## Given problem
All the entries need to be quoted exactly, apart from the pictures, which you should drop.

## Records provided

►

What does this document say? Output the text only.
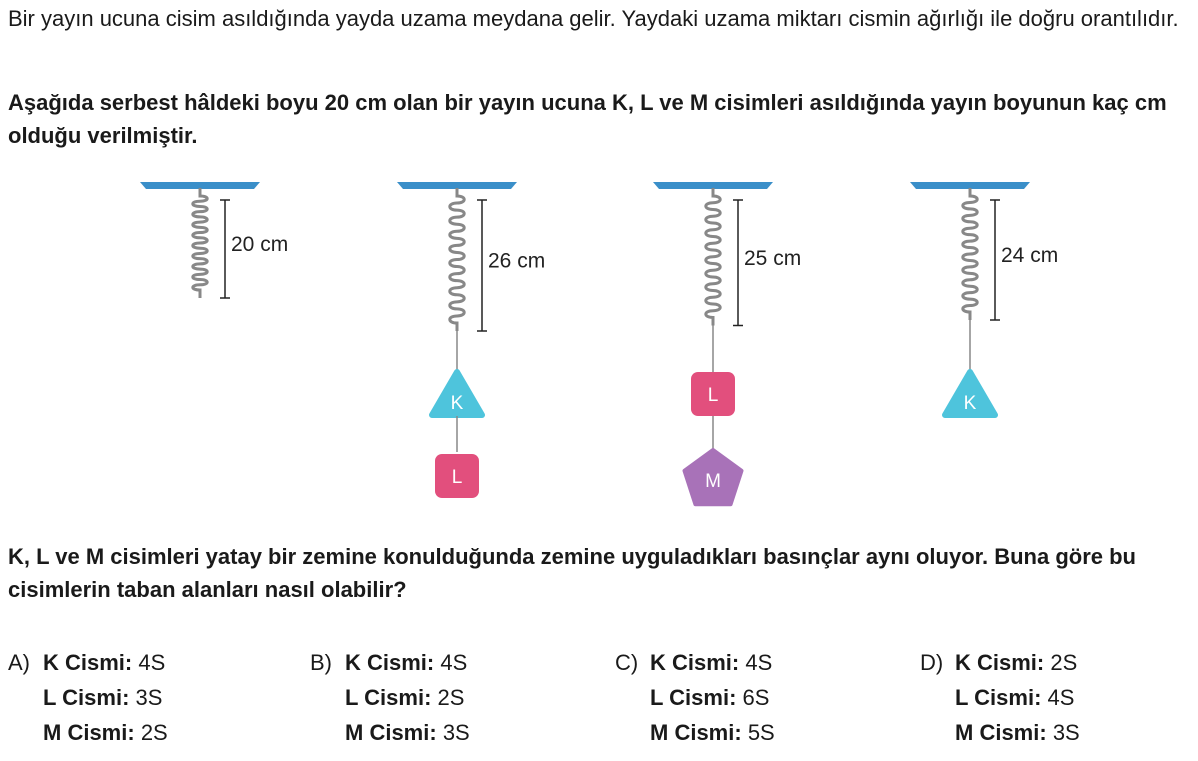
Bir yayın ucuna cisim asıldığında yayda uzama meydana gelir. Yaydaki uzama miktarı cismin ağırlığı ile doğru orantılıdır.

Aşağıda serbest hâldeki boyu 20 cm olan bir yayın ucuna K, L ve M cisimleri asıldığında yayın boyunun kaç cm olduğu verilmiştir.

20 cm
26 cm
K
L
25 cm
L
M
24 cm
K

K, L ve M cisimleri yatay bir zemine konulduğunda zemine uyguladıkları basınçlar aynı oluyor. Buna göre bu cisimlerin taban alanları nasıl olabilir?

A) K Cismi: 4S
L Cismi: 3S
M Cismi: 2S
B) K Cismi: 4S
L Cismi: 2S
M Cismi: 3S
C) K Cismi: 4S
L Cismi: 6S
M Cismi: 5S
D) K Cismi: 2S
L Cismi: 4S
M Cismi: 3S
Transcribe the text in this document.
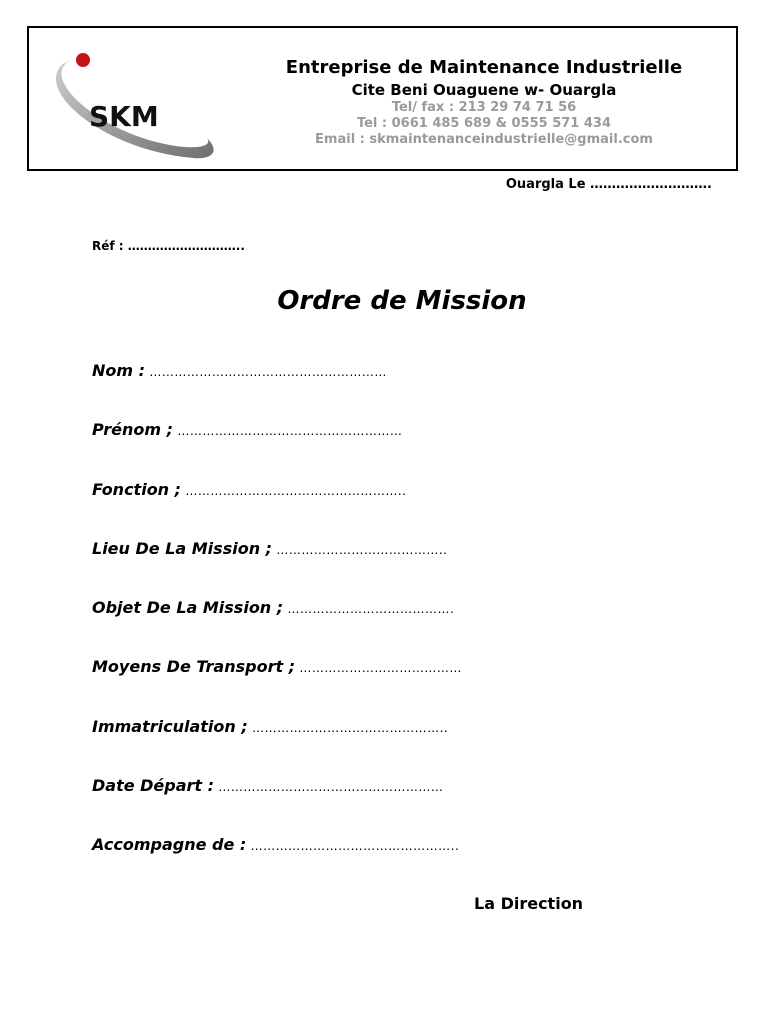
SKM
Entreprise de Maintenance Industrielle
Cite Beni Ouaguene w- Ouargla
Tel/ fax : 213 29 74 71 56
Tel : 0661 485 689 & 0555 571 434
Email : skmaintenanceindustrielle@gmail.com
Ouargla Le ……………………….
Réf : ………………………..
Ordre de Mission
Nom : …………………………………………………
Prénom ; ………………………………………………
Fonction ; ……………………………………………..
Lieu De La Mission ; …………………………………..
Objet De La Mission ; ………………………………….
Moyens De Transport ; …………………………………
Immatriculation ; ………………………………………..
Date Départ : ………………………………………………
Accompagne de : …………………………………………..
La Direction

◄

## Reply to the exercise
What does this document say? Output the text only.
Bir yayın ucuna cisim asıldığında yayda uzama meydana gelir. Yaydaki uzama miktarı cismin ağırlığı ile doğru orantılıdır.

Aşağıda serbest hâldeki boyu 20 cm olan bir yayın ucuna K, L ve M cisimleri asıldığında yayın boyunun kaç cm olduğu verilmiştir.

20 cm
26 cm
K
L
25 cm
L
M
24 cm
K

K, L ve M cisimleri yatay bir zemine konulduğunda zemine uyguladıkları basınçlar aynı oluyor. Buna göre bu cisimlerin taban alanları nasıl olabilir?

A) K Cismi: 4S
L Cismi: 3S
M Cismi: 2S
B) K Cismi: 4S
L Cismi: 2S
M Cismi: 3S
C) K Cismi: 4S
L Cismi: 6S
M Cismi: 5S
D) K Cismi: 2S
L Cismi: 4S
M Cismi: 3S
Transcribe the text in this document.
SKM
Entreprise de Maintenance Industrielle
Cite Beni Ouaguene w- Ouargla
Tel/ fax : 213 29 74 71 56
Tel : 0661 485 689 & 0555 571 434
Email : skmaintenanceindustrielle@gmail.com
Ouargla Le ……………………….
Réf : ………………………..
Ordre de Mission
Nom : …………………………………………………
Prénom ; ………………………………………………
Fonction ; ……………………………………………..
Lieu De La Mission ; …………………………………..
Objet De La Mission ; ………………………………….
Moyens De Transport ; …………………………………
Immatriculation ; ………………………………………..
Date Départ : ………………………………………………
Accompagne de : …………………………………………..
La Direction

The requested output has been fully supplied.